Job - Continue the text below about commitment fears in Something's Gotta Give, starting after its last sentence.

He’s hip. He’s successful. He’s rich. He’s the man! So, much so, Harry has a bevy of young and very attractive women, half his age and less, willing to be with him, just so they can say they have. What else could a guy like this possibly want? Nothing! At least, not until he confronts the need in himself for a deeper connection with love and life. That happens in Something’s Gotta Give, when Harry meets Erica.

Erica is intelligent, funny, wealthy, attractive and insightful. She is also in Harry’s age group of fifty-plus. At first Harry questions the bond that develops between them. She is not exactly his “type.” But his heart opens wider and he finds himself falling in love with her. Then he characteristically backs out of the relationship. Funny? Painful? Familiar? Sadly, many of us could answer affirmative to all three questions and proclaim “been there, done that.”

At first we might assume that Harry backs away from Erica because he prefers dating much younger, seemingly “uncomplicated” women. As Erica’s sister, Zoe, observes, our society often views men like Harry as “elusive, ungettable, a real catch.” Not only are younger women considered more attractive, but older women are considered unattractive. Zoe continues, “The whole over-50 dating scene is geared towards men leaving older women out. And as a result the women become more and more productive, and therefore, more and more interesting. Which in turn makes them even less desirable because as we know, men, especially older men, are threatened and deathly afraid of productive, and interesting older women.”

Prejudice against older women in the dating scene is not the only theme of <i.Something’s Gotta Give. The movie also confronts the strange and prevalent tendency to exit relationships just as they are starting to go well and have the potential to be deeply rewarding and compatible. This confusing phenomenon is best described in the book He’s Scared, She’s Scared: Understanding the Hidden Fears That Sabotage Your Relationships. Authors Steven Carter and Julia Sokol explain in stunning detail about commitment-phobia, the tendency for even married partners to avoid real intimacy by running away from those they love. They write, “In short we both want and fear stable, permanent relationships. This can provoke amazingly contradictory feelings and behavior.” And, when it comes to developing relationships, all too often “our fears are dictating our choices and our behaviors.”

The end result? People with commitment wishes, but also with commitment fears, chronically pick unsuitable partners. This gives them a built in reason to leave whenever their fears of commitment start to emerge. Partners they tend to attract are unsuitable for them in many ways (age, interests, lifestyle, availability). This keeps the relationship at a superficial level, so deep work and insight into oneself and one’s partner can be avoided. According to Carter and Sokol when the relationship gets “serious” the commitment phobic heads for the hills in one of three characteristic ways:

Pick the other person apart. When all you have left is a list of their flaws, no matter how trivial, you can feel justified in leaving.

Have an affair. Create a new fantasy relationship with someone else so you don’t have to confront deeper levels of relating.

Do the Houdini act. Disappear, never to be heard from again.

Data block -
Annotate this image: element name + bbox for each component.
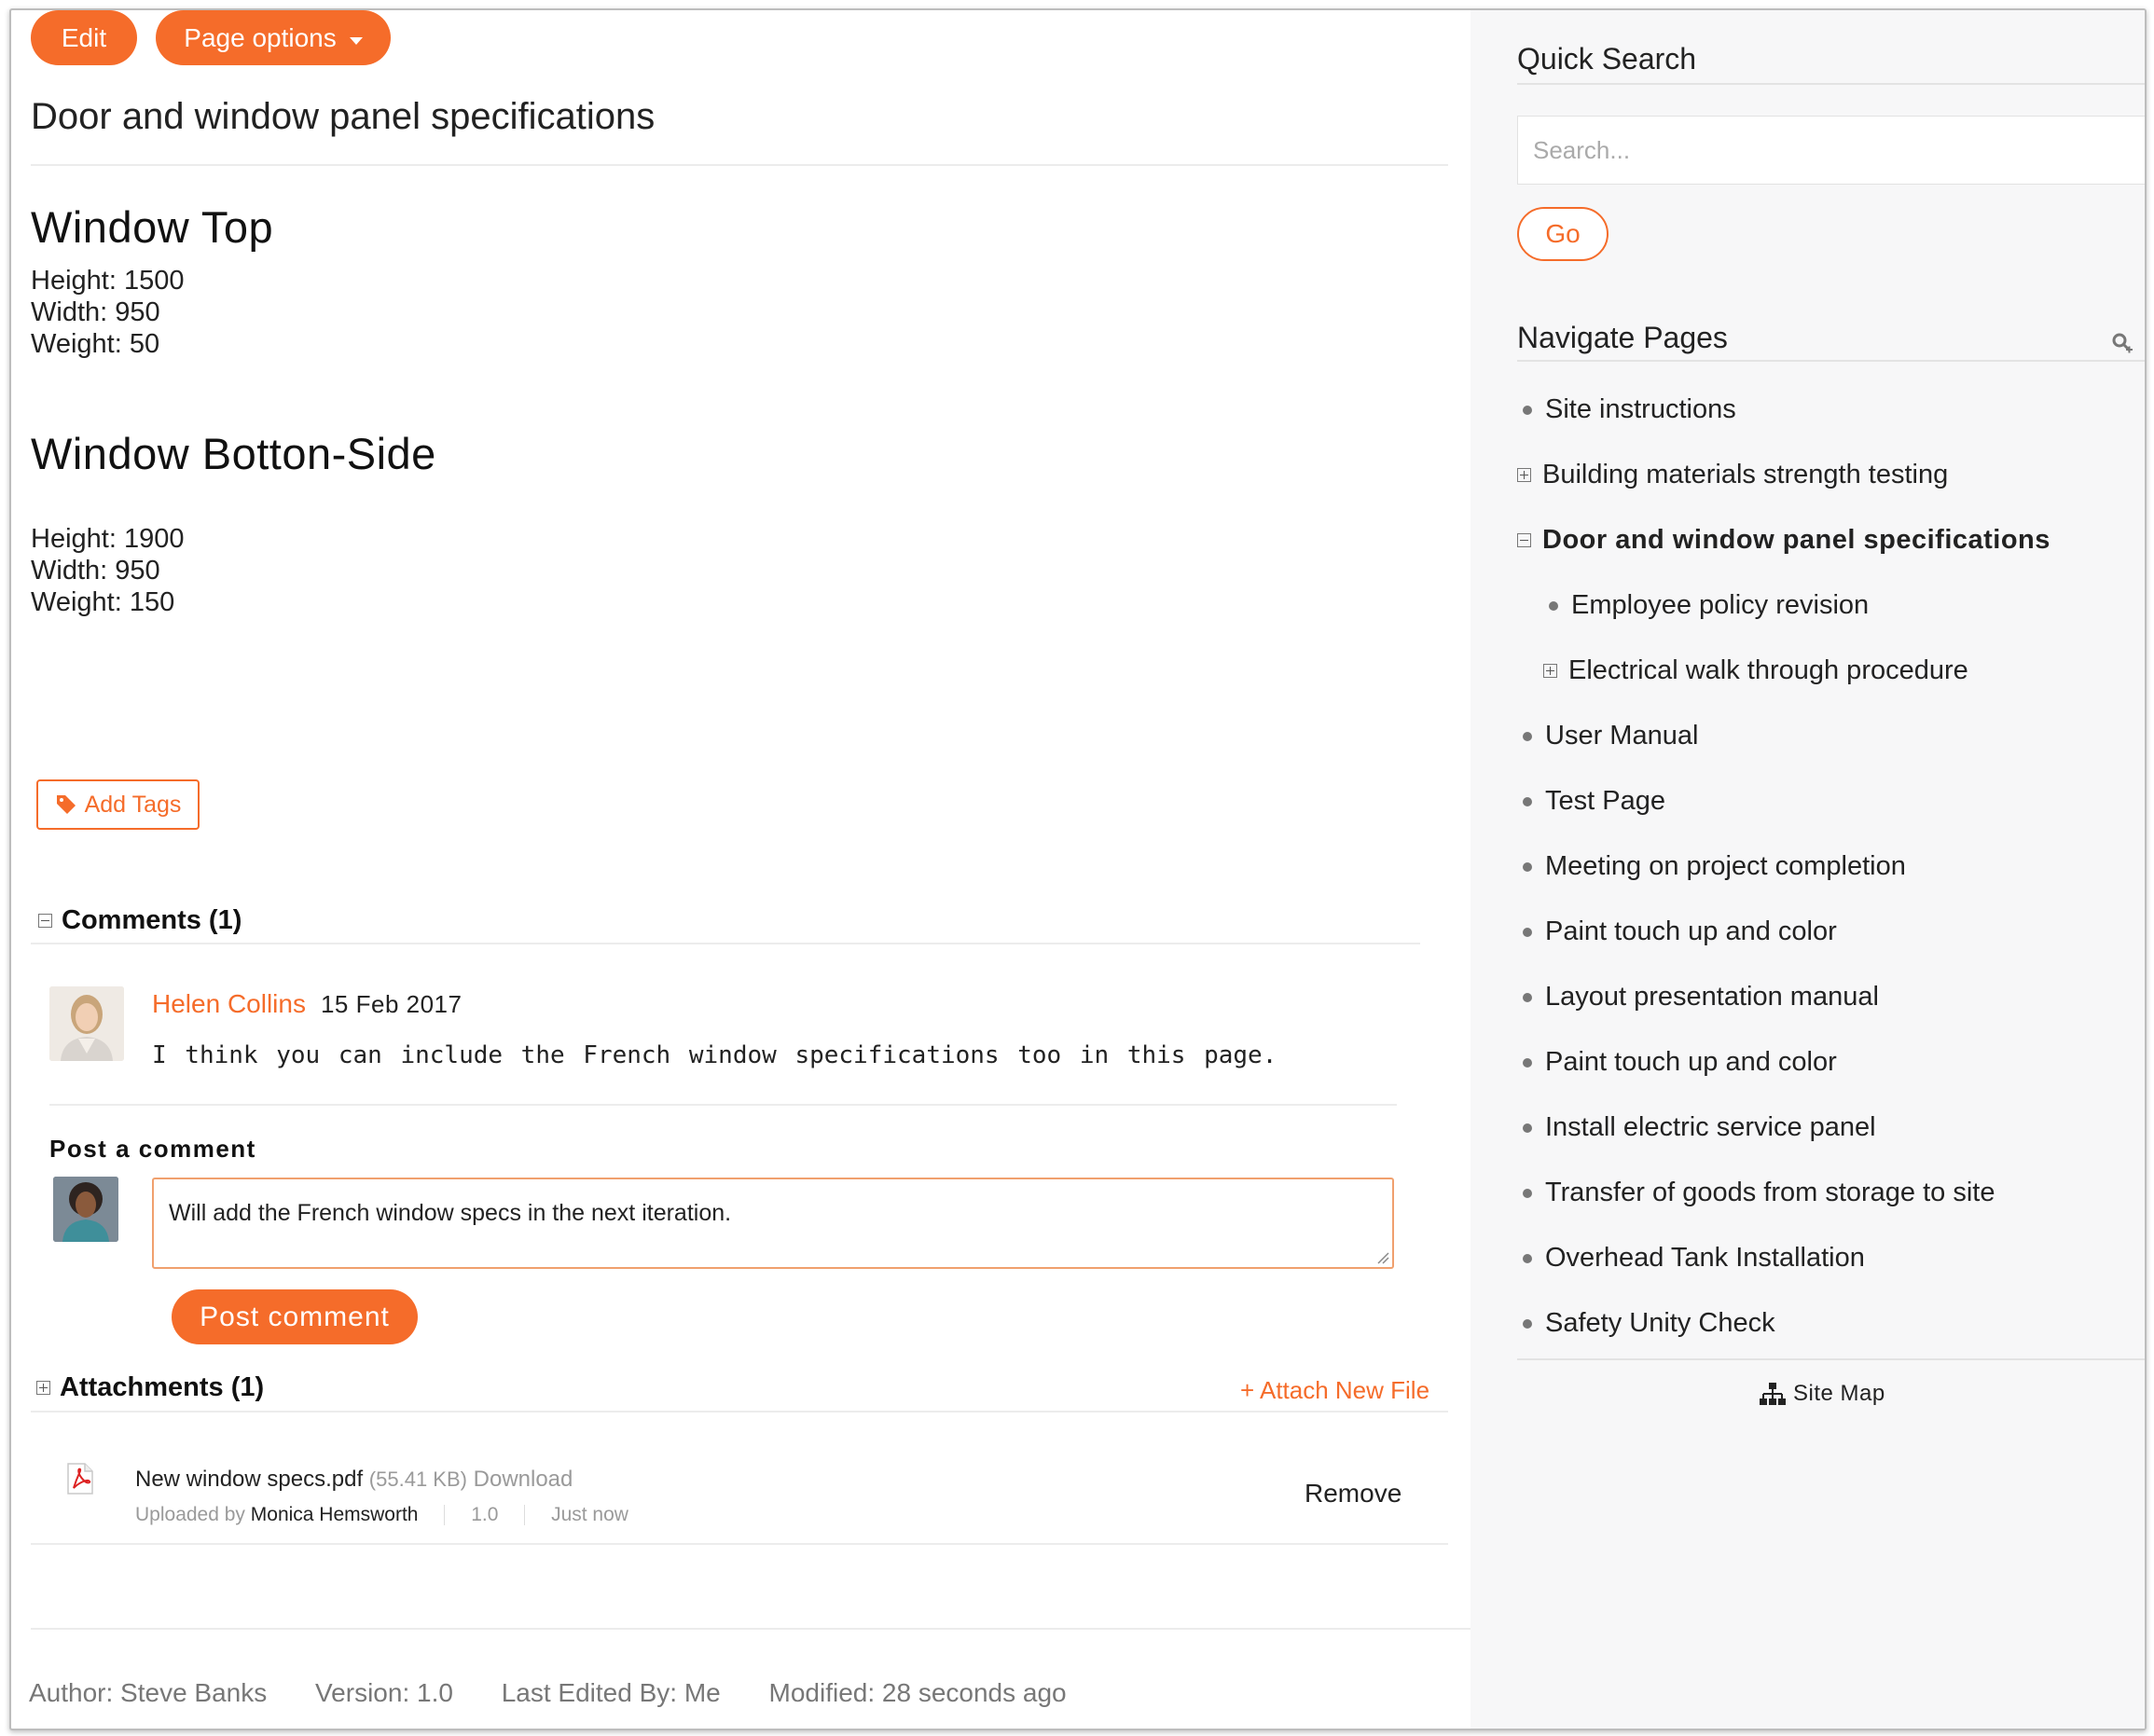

Answer to this task -
As Harry and Erica interact, both realize the many ways they seem to be compatible. Potential emerges for a truly meaningful relationship. But, meaningful relationships require commitment. And not just a commitment to stay together through all the ups and downs any relationship encounters. Rather, it necessitates a deeper commitment of using the relationship to become more aware, more intimate not only with your partner, but also with yourself. Looked at this way, it is not really commitment-phobia, but intimacy-phobia, that is the major problem. Intimacy-phobia generates fear of looking more closely at the personal problems and issues that are being spotlighted in the relationship. It also prevents a sharing of these problems and issues with one’s partner in a healthy way, so insight and compassion can emerge.

Harry has avoided both commitment and intimacy by restricting his dating to women he feels confident will offer nothing more than brief superficial encounters. Erica has avoided these by not dating at all. “I really thought I was sort of closed-up for business, “ she relates. When fate unexpectedly throws Harry and Erica together, both must suddenly face their capacity, or incapacity, to relate at a whole new level. This requires they get more honest and intimate with each other, and with themselves as well.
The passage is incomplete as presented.